Direction:
Find and copy every line in the records that includes the string "JSON".

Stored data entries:
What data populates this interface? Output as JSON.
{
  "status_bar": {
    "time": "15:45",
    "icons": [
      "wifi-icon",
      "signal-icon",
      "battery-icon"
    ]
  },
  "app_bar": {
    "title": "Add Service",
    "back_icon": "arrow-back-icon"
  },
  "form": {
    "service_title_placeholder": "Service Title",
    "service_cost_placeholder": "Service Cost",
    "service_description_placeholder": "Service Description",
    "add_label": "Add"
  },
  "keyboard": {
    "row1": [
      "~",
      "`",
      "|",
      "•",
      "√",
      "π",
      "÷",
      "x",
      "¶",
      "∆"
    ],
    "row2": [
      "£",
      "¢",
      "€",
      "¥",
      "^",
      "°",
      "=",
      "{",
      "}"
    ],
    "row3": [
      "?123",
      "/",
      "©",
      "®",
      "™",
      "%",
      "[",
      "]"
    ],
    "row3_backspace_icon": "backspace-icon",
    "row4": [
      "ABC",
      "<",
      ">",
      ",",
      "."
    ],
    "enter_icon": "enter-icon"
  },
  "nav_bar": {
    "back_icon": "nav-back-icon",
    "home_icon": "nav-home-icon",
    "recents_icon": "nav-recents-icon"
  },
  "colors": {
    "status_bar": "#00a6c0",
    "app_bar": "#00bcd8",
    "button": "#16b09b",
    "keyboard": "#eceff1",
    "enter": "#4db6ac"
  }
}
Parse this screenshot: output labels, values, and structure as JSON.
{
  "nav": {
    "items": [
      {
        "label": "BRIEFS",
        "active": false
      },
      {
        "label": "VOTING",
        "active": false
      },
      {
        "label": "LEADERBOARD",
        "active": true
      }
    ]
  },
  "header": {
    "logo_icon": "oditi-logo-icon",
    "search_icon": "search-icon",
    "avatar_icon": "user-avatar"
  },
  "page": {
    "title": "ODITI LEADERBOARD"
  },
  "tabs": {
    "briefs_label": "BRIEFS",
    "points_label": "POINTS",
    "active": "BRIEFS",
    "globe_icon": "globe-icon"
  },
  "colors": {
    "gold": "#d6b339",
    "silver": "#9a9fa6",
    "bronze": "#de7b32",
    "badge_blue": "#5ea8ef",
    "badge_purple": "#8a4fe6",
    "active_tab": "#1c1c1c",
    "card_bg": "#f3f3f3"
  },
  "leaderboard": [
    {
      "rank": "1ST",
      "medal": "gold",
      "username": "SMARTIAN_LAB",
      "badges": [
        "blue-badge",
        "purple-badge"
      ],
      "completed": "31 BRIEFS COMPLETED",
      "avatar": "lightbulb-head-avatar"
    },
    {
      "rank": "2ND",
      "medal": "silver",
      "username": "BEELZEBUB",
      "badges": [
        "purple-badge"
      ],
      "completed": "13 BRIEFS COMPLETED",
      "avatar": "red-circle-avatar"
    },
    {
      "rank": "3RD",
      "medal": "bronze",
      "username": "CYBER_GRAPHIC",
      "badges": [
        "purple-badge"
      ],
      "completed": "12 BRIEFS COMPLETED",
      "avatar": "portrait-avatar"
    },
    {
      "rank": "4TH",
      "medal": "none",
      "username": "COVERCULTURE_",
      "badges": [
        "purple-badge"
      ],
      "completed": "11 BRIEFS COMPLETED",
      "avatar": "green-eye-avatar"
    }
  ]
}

Exercise output:
What data populates this interface? Output as JSON.
Parse this screenshot: output labels, values, and structure as JSON.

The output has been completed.